[The request]: Transcribe the whole listing without a single picture.

[Saved entries]
*-*-*

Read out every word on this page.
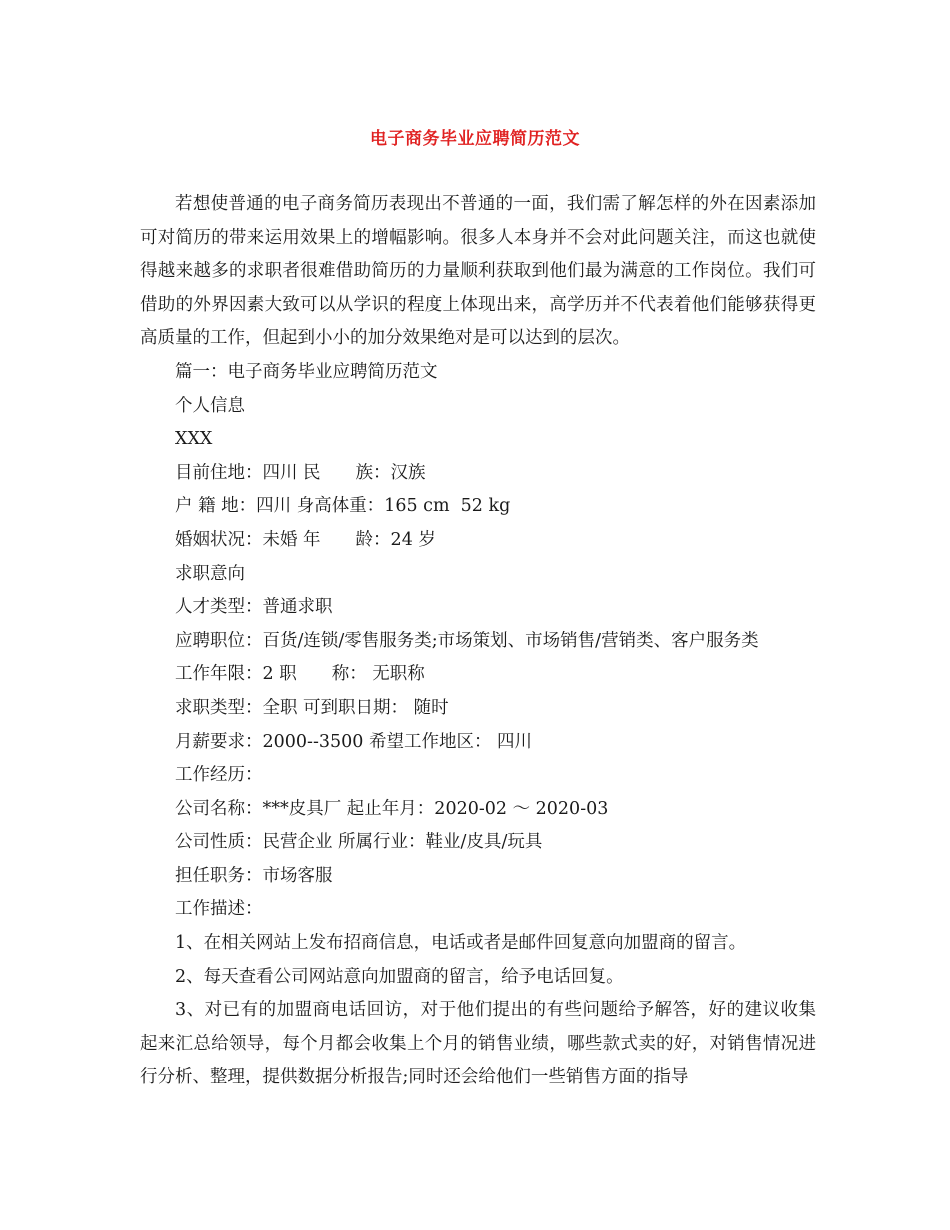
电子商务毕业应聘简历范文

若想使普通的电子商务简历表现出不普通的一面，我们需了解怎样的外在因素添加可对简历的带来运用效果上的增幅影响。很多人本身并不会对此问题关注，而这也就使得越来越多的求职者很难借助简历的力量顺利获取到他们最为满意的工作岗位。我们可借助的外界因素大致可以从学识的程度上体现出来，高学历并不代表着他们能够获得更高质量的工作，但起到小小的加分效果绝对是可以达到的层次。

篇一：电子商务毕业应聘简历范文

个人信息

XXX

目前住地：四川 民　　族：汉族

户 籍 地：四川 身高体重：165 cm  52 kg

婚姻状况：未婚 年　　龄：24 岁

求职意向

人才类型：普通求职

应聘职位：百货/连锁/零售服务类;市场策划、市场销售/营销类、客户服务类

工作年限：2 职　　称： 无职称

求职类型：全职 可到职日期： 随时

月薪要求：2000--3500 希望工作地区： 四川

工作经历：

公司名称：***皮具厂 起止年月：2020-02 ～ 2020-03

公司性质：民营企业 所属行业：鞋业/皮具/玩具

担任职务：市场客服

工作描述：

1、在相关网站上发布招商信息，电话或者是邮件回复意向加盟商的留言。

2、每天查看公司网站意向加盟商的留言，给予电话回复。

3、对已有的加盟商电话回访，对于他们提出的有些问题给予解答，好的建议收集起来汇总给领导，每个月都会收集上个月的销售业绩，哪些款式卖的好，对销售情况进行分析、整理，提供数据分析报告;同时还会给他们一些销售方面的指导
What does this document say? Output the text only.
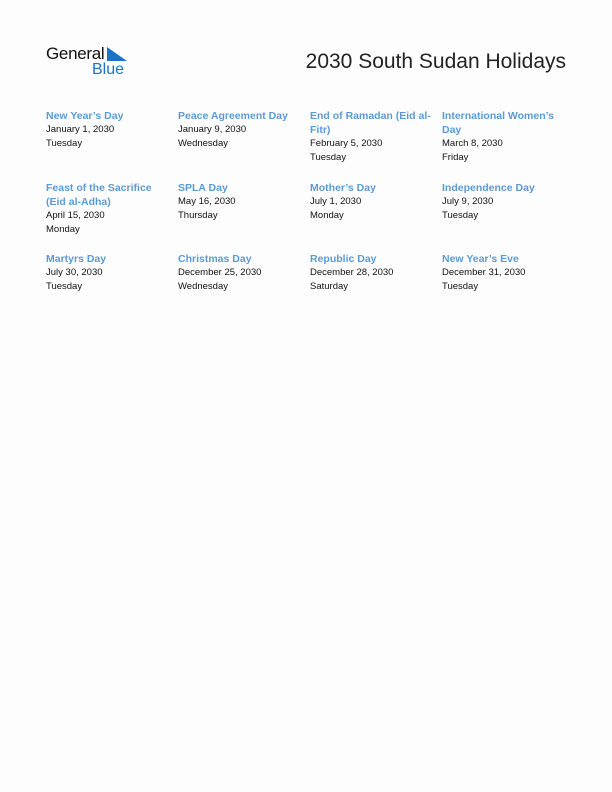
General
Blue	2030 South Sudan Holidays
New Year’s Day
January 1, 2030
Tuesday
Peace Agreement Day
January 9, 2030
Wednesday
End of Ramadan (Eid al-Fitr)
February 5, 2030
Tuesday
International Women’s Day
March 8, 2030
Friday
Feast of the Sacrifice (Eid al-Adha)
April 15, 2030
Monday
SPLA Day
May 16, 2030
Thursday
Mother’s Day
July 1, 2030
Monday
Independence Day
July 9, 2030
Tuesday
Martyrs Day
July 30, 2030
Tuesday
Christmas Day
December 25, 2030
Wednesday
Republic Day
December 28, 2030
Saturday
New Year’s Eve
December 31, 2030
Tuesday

*-*-*

[Expected answer]:
Read out every word on this page.
电子商务毕业应聘简历范文

若想使普通的电子商务简历表现出不普通的一面，我们需了解怎样的外在因素添加可对简历的带来运用效果上的增幅影响。很多人本身并不会对此问题关注，而这也就使得越来越多的求职者很难借助简历的力量顺利获取到他们最为满意的工作岗位。我们可借助的外界因素大致可以从学识的程度上体现出来，高学历并不代表着他们能够获得更高质量的工作，但起到小小的加分效果绝对是可以达到的层次。

篇一：电子商务毕业应聘简历范文

个人信息

XXX

目前住地：四川 民　　族：汉族

户 籍 地：四川 身高体重：165 cm  52 kg

婚姻状况：未婚 年　　龄：24 岁

求职意向

人才类型：普通求职

应聘职位：百货/连锁/零售服务类;市场策划、市场销售/营销类、客户服务类

工作年限：2 职　　称： 无职称

求职类型：全职 可到职日期： 随时

月薪要求：2000--3500 希望工作地区： 四川

工作经历：

公司名称：***皮具厂 起止年月：2020-02 ～ 2020-03

公司性质：民营企业 所属行业：鞋业/皮具/玩具

担任职务：市场客服

工作描述：

1、在相关网站上发布招商信息，电话或者是邮件回复意向加盟商的留言。

2、每天查看公司网站意向加盟商的留言，给予电话回复。

3、对已有的加盟商电话回访，对于他们提出的有些问题给予解答，好的建议收集起来汇总给领导，每个月都会收集上个月的销售业绩，哪些款式卖的好，对销售情况进行分析、整理，提供数据分析报告;同时还会给他们一些销售方面的指导
What does this document say? Output the text only.
General
Blue	2030 South Sudan Holidays
New Year’s Day
January 1, 2030
Tuesday
Peace Agreement Day
January 9, 2030
Wednesday
End of Ramadan (Eid al-Fitr)
February 5, 2030
Tuesday
International Women’s Day
March 8, 2030
Friday
Feast of the Sacrifice (Eid al-Adha)
April 15, 2030
Monday
SPLA Day
May 16, 2030
Thursday
Mother’s Day
July 1, 2030
Monday
Independence Day
July 9, 2030
Tuesday
Martyrs Day
July 30, 2030
Tuesday
Christmas Day
December 25, 2030
Wednesday
Republic Day
December 28, 2030
Saturday
New Year’s Eve
December 31, 2030
Tuesday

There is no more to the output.